» **WHAT TO DO**:
Go to the line that contains "Extract the structured", then write out that line and all that follow to the end of the listing, exactly and without pictures.

[Entries taken from a collection]
● ● ● ● ●

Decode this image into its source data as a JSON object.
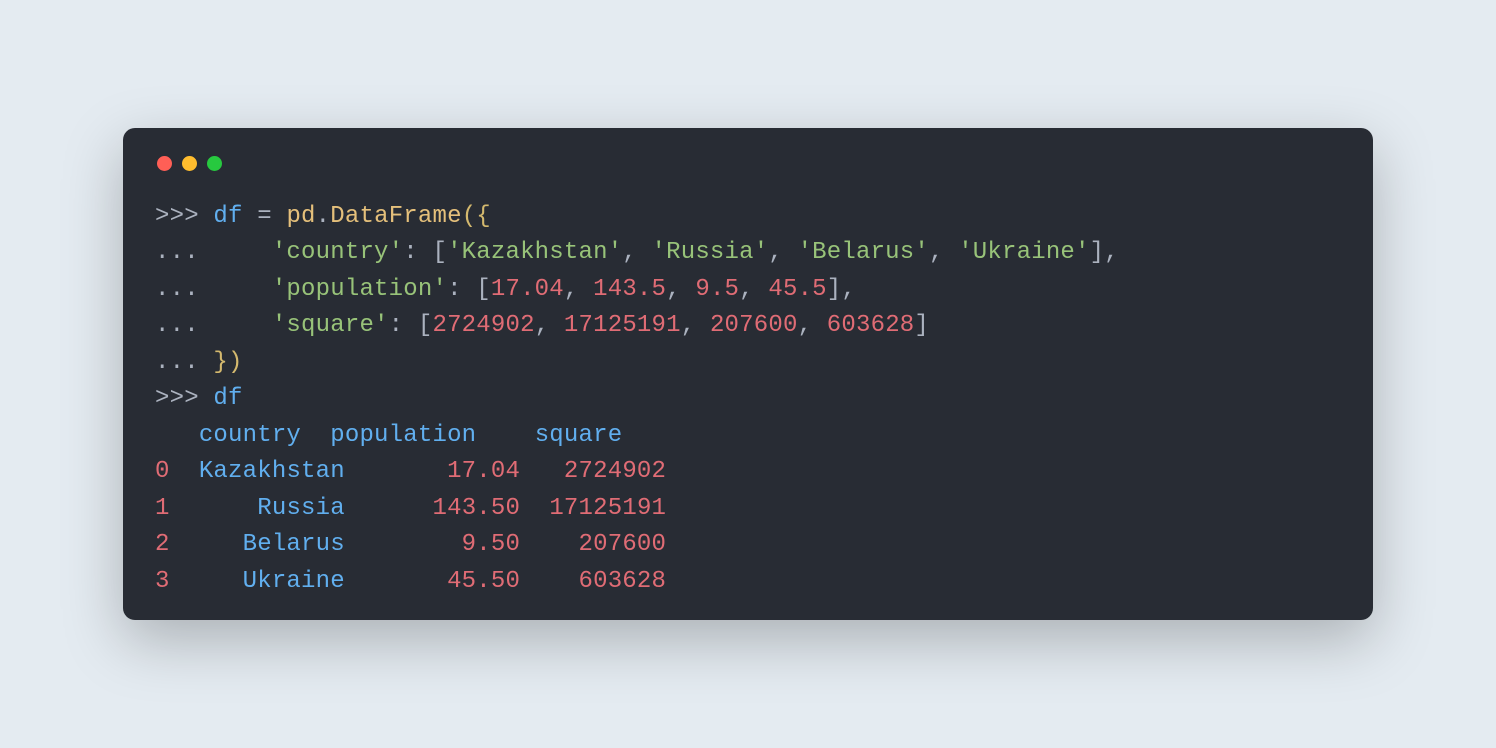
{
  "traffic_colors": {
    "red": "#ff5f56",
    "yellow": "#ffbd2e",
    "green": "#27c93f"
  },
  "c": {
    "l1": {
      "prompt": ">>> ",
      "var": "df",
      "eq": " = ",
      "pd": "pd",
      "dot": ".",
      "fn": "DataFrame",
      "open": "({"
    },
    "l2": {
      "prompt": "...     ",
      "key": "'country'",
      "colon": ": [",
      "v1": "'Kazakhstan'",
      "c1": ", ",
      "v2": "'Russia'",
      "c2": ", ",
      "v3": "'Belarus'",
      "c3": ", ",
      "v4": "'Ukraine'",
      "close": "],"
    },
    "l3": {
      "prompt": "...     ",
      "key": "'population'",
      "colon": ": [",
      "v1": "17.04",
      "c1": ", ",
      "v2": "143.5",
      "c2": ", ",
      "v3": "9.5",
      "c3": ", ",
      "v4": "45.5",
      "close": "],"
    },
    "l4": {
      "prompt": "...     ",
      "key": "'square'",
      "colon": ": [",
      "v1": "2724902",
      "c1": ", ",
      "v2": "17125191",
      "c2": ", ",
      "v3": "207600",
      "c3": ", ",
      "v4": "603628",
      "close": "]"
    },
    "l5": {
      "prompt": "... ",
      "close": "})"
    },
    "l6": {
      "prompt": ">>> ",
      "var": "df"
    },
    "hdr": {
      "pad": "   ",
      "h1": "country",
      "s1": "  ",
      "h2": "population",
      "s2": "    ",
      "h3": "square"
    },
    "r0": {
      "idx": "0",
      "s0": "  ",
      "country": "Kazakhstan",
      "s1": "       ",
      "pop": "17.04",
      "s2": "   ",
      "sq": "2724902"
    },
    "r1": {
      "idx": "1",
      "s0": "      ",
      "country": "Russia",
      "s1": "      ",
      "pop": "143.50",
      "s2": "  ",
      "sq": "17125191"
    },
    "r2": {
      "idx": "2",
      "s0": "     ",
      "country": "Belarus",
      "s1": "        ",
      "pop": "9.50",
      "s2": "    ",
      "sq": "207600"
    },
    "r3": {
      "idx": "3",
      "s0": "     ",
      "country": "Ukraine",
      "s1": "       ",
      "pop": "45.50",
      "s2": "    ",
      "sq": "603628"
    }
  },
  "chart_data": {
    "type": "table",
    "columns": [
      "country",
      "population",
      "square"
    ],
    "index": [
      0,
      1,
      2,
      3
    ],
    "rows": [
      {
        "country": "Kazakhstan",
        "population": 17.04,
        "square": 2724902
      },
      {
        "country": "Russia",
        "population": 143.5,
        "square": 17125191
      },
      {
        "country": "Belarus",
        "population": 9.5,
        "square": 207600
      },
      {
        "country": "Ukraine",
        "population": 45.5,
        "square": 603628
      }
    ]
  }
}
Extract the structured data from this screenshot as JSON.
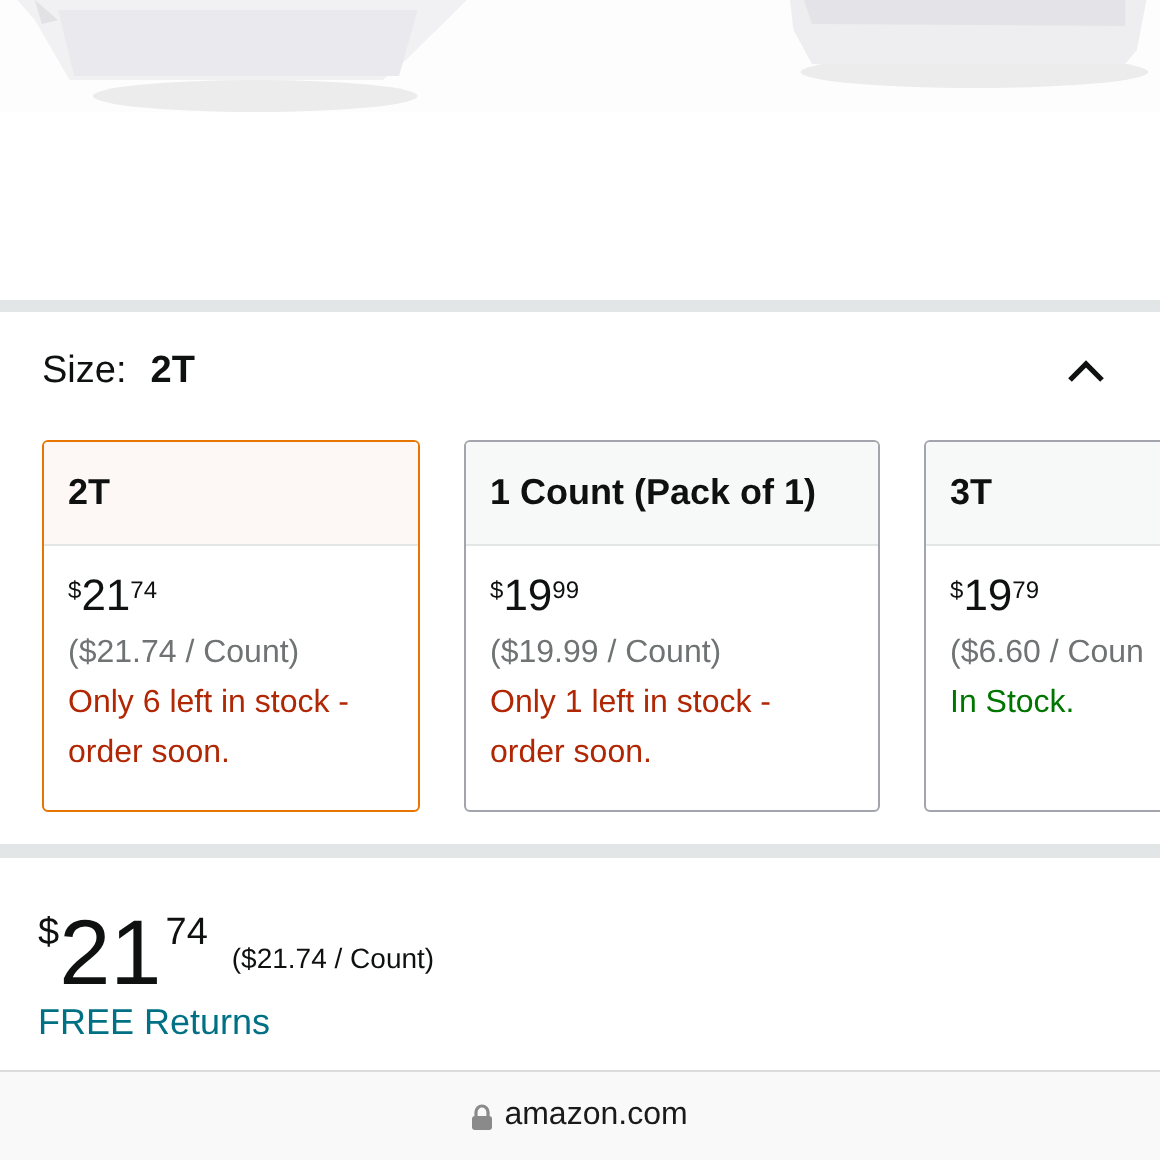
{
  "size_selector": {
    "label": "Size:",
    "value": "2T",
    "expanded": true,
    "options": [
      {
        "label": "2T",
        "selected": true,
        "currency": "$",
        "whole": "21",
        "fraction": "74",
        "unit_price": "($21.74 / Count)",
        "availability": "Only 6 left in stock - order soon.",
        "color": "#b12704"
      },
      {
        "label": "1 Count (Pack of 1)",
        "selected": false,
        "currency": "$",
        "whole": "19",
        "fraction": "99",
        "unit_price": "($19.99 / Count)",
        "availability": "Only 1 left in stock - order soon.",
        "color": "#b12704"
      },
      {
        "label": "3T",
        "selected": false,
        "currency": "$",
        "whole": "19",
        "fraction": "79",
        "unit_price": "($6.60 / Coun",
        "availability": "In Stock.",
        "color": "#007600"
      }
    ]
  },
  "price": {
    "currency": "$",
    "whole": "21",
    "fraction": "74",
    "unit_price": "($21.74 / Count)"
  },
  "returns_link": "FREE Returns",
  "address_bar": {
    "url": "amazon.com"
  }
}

● ● ● ● ●

» **SOLUTION TO THIS EXERCISE**:
Extract the structured data from this screenshot as JSON.
{
  "size_selector": {
    "label": "Size:",
    "value": "2T",
    "expanded": true,
    "options": [
      {
        "label": "2T",
        "selected": true,
        "currency": "$",
        "whole": "21",
        "fraction": "74",
        "unit_price": "($21.74 / Count)",
        "availability": "Only 6 left in stock - order soon.",
        "color": "#b12704"
      },
      {
        "label": "1 Count (Pack of 1)",
        "selected": false,
        "currency": "$",
        "whole": "19",
        "fraction": "99",
        "unit_price": "($19.99 / Count)",
        "availability": "Only 1 left in stock - order soon.",
        "color": "#b12704"
      },
      {
        "label": "3T",
        "selected": false,
        "currency": "$",
        "whole": "19",
        "fraction": "79",
        "unit_price": "($6.60 / Coun",
        "availability": "In Stock.",
        "color": "#007600"
      }
    ]
  },
  "price": {
    "currency": "$",
    "whole": "21",
    "fraction": "74",
    "unit_price": "($21.74 / Count)"
  },
  "returns_link": "FREE Returns",
  "address_bar": {
    "url": "amazon.com"
  }
}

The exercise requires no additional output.